**What the exercise asks**
Pick out each line of the records that includes the string "screenshot", and copy it.

**Data for processing**
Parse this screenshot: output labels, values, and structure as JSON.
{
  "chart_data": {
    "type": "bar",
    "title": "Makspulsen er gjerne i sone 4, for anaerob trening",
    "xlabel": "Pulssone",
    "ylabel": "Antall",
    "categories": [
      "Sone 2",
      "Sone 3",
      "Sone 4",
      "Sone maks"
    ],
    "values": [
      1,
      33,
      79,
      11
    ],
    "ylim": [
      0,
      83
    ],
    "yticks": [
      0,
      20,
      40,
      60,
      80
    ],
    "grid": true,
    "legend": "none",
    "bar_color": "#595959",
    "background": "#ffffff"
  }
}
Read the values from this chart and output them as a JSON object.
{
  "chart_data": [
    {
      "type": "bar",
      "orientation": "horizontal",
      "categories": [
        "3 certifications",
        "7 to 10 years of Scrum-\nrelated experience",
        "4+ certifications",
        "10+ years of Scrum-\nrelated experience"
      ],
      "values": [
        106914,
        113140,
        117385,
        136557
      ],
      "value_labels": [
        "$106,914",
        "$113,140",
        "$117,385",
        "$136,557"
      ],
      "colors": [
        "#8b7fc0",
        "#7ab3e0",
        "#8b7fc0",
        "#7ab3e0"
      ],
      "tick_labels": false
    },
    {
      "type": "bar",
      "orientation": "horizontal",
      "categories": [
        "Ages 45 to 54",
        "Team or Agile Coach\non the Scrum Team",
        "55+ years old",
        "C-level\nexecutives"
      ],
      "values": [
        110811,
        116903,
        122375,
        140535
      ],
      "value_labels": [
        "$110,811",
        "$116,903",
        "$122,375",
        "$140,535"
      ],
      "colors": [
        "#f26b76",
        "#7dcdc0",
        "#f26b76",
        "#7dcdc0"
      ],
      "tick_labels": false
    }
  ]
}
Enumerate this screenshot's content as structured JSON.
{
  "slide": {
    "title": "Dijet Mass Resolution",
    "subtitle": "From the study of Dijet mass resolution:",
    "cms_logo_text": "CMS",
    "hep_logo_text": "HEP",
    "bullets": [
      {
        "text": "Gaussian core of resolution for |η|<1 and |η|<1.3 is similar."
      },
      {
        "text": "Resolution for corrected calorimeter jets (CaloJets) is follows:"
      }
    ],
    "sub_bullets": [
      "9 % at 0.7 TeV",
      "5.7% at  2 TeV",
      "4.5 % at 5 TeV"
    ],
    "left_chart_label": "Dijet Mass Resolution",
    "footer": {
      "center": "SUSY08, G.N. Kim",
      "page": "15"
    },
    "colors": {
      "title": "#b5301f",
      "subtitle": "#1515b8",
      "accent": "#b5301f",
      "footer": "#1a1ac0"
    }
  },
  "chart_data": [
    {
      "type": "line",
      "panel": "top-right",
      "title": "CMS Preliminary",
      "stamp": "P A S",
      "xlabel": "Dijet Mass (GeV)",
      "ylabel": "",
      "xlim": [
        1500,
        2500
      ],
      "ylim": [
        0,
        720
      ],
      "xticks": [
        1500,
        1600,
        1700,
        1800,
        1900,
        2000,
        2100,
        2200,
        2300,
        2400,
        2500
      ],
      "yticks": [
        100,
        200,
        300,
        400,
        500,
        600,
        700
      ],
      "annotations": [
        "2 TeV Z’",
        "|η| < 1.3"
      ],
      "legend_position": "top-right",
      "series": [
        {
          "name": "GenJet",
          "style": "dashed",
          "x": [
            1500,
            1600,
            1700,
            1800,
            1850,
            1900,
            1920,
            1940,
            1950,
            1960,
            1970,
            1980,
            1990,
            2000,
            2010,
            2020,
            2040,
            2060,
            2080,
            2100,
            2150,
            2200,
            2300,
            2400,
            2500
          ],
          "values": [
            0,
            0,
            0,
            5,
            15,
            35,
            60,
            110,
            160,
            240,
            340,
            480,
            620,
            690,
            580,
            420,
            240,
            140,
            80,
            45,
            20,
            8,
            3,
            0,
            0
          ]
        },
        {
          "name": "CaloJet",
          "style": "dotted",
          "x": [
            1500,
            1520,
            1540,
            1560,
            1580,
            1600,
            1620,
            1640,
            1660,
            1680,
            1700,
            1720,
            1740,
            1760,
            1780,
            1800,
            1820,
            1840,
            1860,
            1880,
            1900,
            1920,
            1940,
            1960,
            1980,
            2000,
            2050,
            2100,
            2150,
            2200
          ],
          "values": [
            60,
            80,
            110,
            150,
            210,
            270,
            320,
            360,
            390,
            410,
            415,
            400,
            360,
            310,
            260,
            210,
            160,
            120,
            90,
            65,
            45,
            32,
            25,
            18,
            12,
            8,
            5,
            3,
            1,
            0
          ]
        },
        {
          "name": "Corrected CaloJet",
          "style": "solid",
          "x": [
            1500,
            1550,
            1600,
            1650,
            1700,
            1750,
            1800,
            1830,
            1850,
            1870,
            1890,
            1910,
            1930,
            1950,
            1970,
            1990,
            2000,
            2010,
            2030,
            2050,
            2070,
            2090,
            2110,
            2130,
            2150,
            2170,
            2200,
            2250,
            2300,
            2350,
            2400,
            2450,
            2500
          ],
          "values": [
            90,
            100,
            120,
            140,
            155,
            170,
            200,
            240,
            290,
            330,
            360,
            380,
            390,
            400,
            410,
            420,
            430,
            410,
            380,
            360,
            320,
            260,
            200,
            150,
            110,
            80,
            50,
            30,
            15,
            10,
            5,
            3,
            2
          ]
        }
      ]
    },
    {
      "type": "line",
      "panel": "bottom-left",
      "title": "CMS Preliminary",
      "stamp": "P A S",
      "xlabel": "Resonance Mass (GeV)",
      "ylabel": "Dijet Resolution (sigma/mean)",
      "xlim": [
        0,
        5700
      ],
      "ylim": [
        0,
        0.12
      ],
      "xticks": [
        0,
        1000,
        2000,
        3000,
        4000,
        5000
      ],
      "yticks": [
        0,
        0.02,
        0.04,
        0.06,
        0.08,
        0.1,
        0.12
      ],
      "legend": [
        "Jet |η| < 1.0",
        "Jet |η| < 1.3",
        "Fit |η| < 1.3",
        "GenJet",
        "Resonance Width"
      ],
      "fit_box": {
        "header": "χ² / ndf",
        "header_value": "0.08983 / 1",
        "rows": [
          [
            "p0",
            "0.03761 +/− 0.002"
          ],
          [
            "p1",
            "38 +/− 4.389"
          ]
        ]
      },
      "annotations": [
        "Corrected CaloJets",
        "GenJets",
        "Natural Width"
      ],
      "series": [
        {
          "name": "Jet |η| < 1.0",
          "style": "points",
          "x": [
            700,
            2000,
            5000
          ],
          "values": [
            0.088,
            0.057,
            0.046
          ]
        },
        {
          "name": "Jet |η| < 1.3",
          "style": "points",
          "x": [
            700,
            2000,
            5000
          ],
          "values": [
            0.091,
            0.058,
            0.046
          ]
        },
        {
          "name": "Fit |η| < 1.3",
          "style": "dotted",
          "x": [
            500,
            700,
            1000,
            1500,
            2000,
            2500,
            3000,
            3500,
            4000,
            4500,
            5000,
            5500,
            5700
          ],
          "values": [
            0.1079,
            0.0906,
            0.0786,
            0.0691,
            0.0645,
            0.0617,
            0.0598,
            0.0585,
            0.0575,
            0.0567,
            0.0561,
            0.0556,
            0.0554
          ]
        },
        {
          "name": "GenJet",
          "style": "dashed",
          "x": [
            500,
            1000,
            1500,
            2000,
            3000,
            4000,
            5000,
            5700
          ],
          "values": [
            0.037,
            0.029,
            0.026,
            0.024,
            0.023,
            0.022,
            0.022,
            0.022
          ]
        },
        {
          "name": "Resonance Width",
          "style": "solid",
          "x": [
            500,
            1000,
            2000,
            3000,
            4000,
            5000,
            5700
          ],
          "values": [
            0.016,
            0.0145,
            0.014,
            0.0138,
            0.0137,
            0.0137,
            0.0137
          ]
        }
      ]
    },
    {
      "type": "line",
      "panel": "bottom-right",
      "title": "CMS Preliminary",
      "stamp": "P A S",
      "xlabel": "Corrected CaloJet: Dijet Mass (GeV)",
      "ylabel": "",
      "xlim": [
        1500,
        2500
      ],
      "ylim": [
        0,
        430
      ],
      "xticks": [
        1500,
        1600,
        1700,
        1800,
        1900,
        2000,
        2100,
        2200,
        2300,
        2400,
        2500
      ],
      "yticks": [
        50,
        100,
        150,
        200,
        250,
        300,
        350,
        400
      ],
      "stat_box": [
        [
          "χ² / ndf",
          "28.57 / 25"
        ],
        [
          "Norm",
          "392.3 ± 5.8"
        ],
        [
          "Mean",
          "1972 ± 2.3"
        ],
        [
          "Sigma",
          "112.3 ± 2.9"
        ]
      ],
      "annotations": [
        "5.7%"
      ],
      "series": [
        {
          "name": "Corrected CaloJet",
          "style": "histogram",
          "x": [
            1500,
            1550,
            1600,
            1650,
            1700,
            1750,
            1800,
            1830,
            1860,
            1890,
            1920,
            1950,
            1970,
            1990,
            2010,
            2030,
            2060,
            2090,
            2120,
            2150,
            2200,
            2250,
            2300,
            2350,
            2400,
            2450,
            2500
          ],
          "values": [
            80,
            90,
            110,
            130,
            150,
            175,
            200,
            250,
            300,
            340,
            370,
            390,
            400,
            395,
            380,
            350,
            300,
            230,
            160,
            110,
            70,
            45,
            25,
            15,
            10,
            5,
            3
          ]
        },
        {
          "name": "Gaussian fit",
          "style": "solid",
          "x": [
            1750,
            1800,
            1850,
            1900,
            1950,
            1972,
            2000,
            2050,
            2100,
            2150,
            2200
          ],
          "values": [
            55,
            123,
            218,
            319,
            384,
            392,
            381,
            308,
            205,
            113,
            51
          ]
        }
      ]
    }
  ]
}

**Exercise response**
Parse this screenshot: output labels, values, and structure as JSON.
Enumerate this screenshot's content as structured JSON.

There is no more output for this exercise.